- Task requirements:
Present the rows below as a Markdown table with the columns "No." and "Line". Number each row and leave out blank lines.

- Raw data:
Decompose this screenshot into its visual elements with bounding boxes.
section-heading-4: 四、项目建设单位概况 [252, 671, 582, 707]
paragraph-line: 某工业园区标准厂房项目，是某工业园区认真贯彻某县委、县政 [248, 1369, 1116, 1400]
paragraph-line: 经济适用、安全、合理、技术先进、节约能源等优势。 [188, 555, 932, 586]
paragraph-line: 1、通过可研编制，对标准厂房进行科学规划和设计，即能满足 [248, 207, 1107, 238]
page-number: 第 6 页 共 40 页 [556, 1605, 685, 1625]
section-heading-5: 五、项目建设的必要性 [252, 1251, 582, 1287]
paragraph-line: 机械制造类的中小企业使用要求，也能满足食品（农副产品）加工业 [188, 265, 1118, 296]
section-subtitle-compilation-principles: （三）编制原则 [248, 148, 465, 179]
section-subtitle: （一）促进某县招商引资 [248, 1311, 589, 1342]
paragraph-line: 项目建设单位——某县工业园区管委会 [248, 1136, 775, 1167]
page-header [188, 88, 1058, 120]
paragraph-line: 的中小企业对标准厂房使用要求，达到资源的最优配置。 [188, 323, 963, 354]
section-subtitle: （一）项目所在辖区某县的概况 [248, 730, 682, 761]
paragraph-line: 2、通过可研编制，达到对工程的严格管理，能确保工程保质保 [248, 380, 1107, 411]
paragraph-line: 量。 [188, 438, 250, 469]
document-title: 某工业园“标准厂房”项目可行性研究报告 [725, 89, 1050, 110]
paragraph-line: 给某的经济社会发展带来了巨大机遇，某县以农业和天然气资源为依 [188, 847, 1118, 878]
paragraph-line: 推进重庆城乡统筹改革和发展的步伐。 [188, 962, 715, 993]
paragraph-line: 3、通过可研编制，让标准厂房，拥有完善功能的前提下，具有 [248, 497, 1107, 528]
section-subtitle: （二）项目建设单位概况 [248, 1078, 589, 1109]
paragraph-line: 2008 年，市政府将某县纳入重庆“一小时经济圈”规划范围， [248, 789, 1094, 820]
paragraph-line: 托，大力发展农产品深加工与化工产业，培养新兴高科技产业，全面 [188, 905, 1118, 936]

- Solved exercise:
| No. | Line |
|---|---|
| 1 | Decompose this screenshot into its visual elements with bounding boxes. |
| 2 | section-heading-4: 四、项目建设单位概况 [252, 671, 582, 707] |
| 3 | paragraph-line: 某工业园区标准厂房项目，是某工业园区认真贯彻某县委、县政 [248, 1369, 1116, 1400] |
| 4 | paragraph-line: 经济适用、安全、合理、技术先进、节约能源等优势。 [188, 555, 932, 586] |
| 5 | paragraph-line: 1、通过可研编制，对标准厂房进行科学规划和设计，即能满足 [248, 207, 1107, 238] |
| 6 | page-number: 第 6 页 共 40 页 [556, 1605, 685, 1625] |
| 7 | section-heading-5: 五、项目建设的必要性 [252, 1251, 582, 1287] |
| 8 | paragraph-line: 机械制造类的中小企业使用要求，也能满足食品（农副产品）加工业 [188, 265, 1118, 296] |
| 9 | section-subtitle-compilation-principles: （三）编制原则 [248, 148, 465, 179] |
| 10 | section-subtitle: （一）促进某县招商引资 [248, 1311, 589, 1342] |
| 11 | paragraph-line: 项目建设单位——某县工业园区管委会 [248, 1136, 775, 1167] |
| 12 | page-header [188, 88, 1058, 120] |
| 13 | paragraph-line: 的中小企业对标准厂房使用要求，达到资源的最优配置。 [188, 323, 963, 354] |
| 14 | section-subtitle: （一）项目所在辖区某县的概况 [248, 730, 682, 761] |
| 15 | paragraph-line: 2、通过可研编制，达到对工程的严格管理，能确保工程保质保 [248, 380, 1107, 411] |
| 16 | paragraph-line: 量。 [188, 438, 250, 469] |
| 17 | document-title: 某工业园“标准厂房”项目可行性研究报告 [725, 89, 1050, 110] |
| 18 | paragraph-line: 给某的经济社会发展带来了巨大机遇，某县以农业和天然气资源为依 [188, 847, 1118, 878] |
| 19 | paragraph-line: 推进重庆城乡统筹改革和发展的步伐。 [188, 962, 715, 993] |
| 20 | paragraph-line: 3、通过可研编制，让标准厂房，拥有完善功能的前提下，具有 [248, 497, 1107, 528] |
| 21 | section-subtitle: （二）项目建设单位概况 [248, 1078, 589, 1109] |
| 22 | paragraph-line: 2008 年，市政府将某县纳入重庆“一小时经济圈”规划范围， [248, 789, 1094, 820] |
| 23 | paragraph-line: 托，大力发展农产品深加工与化工产业，培养新兴高科技产业，全面 [188, 905, 1118, 936] |